### Direction
Show each line from the listing that includes the word "一泓清水入黄河".

§ §

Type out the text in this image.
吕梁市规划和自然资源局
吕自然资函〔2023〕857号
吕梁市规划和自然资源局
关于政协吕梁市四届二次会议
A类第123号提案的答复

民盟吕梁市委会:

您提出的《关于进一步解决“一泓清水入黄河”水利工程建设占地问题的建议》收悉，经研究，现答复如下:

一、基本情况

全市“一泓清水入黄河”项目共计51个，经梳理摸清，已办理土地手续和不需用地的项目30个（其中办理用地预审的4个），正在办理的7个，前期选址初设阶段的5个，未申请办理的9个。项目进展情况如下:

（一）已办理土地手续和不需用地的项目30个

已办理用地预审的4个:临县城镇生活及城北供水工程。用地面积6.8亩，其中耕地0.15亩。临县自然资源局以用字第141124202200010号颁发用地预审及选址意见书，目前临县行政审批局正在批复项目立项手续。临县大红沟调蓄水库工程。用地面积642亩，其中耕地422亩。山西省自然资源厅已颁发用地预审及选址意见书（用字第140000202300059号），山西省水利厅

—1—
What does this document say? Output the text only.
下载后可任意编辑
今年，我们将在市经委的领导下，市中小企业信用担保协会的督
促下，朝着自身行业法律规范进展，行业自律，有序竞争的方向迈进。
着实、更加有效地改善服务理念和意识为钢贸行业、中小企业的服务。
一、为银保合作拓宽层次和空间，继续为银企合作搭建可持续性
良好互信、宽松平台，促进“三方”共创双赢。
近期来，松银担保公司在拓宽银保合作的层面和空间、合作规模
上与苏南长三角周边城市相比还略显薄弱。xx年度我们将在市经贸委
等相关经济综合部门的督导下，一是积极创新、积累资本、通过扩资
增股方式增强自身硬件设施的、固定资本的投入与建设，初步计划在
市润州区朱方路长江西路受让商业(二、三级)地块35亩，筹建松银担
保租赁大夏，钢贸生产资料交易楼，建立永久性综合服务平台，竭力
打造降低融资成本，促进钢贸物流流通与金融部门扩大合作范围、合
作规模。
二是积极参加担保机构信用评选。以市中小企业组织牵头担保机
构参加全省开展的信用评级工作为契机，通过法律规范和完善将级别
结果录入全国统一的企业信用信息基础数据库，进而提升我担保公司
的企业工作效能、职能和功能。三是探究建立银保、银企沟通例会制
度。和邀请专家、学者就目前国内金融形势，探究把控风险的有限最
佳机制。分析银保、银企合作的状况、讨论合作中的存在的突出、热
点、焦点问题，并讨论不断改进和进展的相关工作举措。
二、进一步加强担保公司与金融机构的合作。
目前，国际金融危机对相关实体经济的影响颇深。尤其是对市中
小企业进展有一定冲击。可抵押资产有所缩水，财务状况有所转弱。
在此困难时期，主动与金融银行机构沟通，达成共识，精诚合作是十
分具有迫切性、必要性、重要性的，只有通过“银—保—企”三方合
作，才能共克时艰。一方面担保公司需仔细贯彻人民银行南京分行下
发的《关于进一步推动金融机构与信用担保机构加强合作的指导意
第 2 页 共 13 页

§ §

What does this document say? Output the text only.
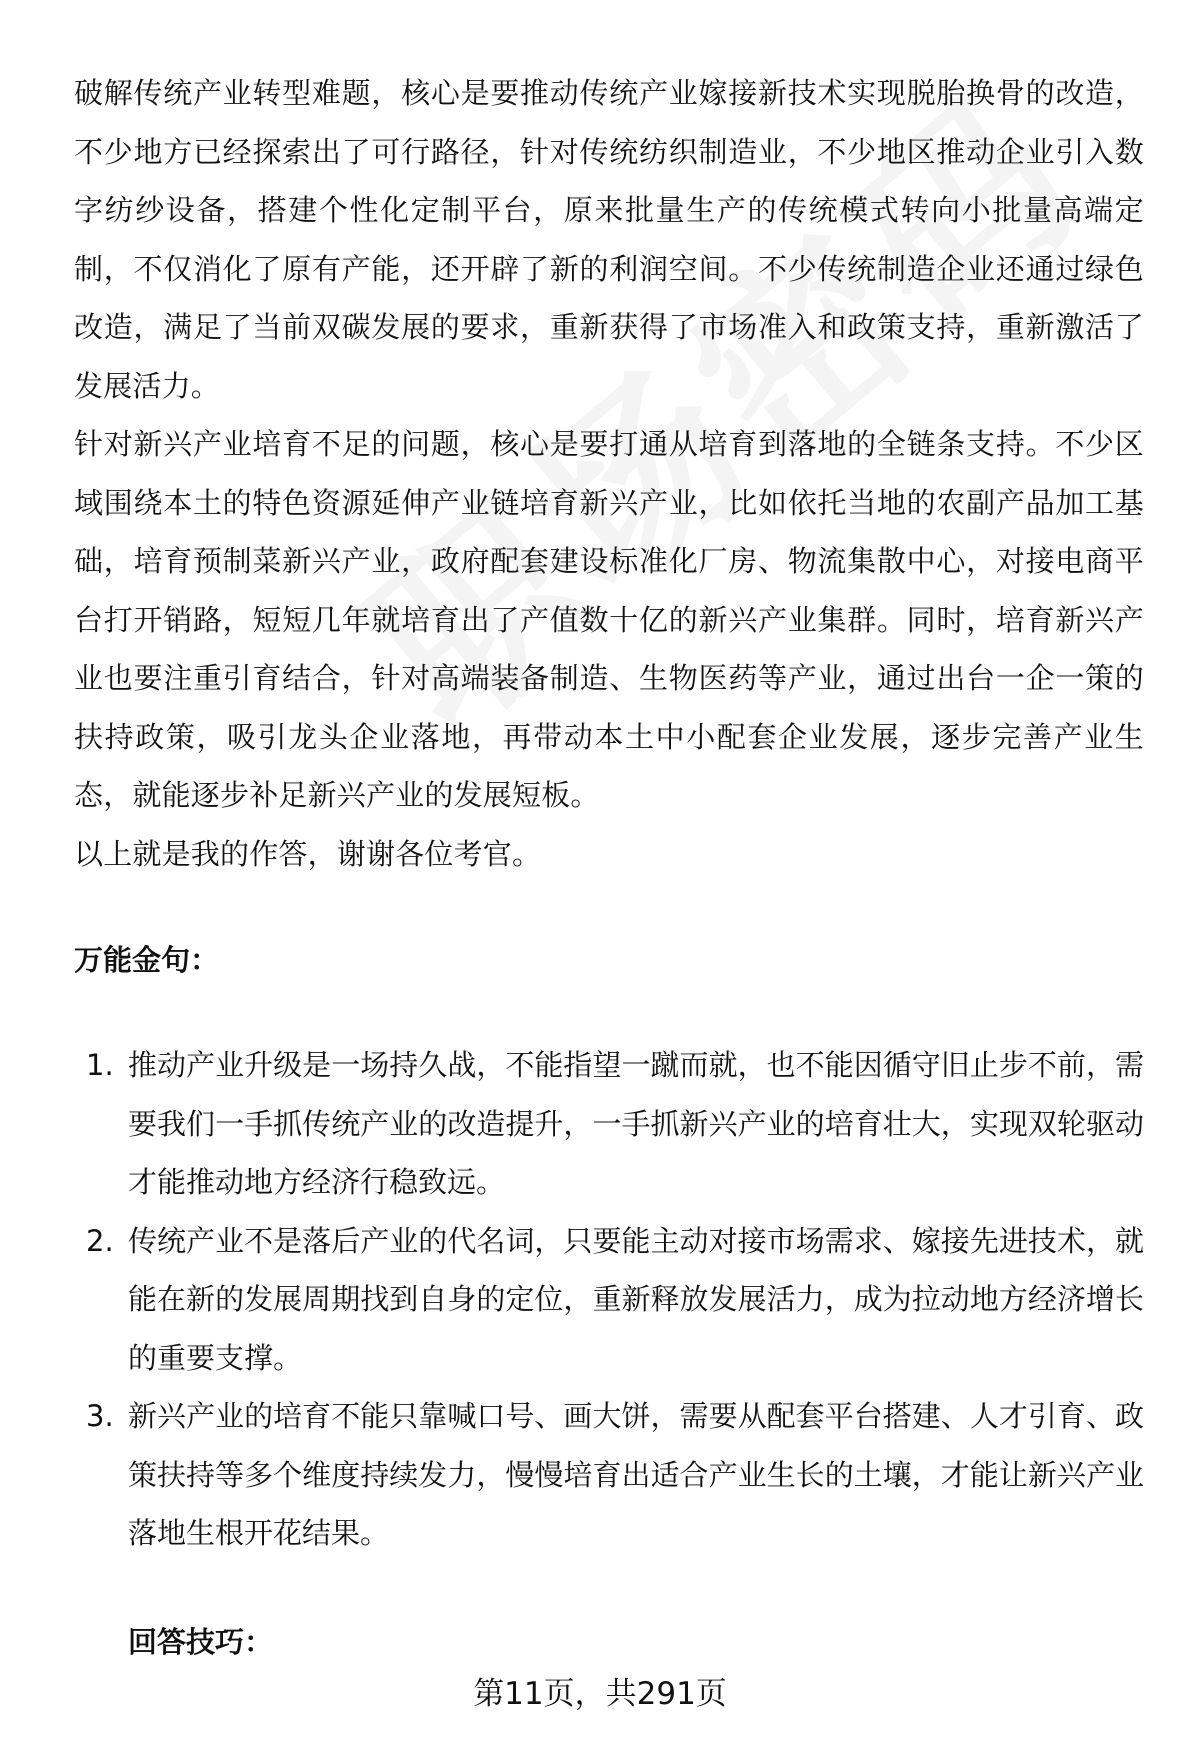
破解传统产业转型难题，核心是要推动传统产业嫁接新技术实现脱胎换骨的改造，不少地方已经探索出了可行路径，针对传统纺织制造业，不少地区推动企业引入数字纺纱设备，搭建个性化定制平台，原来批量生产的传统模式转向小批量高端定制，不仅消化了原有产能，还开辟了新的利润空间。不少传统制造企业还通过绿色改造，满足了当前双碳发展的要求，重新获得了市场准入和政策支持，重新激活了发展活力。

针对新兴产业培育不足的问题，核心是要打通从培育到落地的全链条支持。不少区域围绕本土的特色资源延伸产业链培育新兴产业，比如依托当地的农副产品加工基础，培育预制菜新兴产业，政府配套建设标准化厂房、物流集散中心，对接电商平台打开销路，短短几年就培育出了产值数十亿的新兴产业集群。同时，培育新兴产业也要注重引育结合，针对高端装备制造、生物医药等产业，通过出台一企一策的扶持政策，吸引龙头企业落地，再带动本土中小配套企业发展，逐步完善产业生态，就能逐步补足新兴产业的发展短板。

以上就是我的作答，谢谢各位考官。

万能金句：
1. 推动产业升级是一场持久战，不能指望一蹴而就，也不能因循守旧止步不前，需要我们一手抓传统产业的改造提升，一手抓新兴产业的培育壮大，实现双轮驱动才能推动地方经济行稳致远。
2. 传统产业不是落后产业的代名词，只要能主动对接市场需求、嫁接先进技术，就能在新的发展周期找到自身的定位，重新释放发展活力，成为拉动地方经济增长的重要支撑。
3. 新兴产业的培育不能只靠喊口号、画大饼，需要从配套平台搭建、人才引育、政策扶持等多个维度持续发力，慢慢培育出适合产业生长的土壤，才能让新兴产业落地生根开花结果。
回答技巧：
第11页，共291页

§ §

### Response below
您提出的《关于进一步解决“一泓清水入黄河”水利工程建设占地问题的建议》收悉，经研究，现答复如下:
全市“一泓清水入黄河”项目共计51个，经梳理摸清，已办理土地手续和不需用地的项目30个（其中办理用地预审的4个），正在办理的7个，前期选址初设阶段的5个，未申请办理的9个。项目进展情况如下:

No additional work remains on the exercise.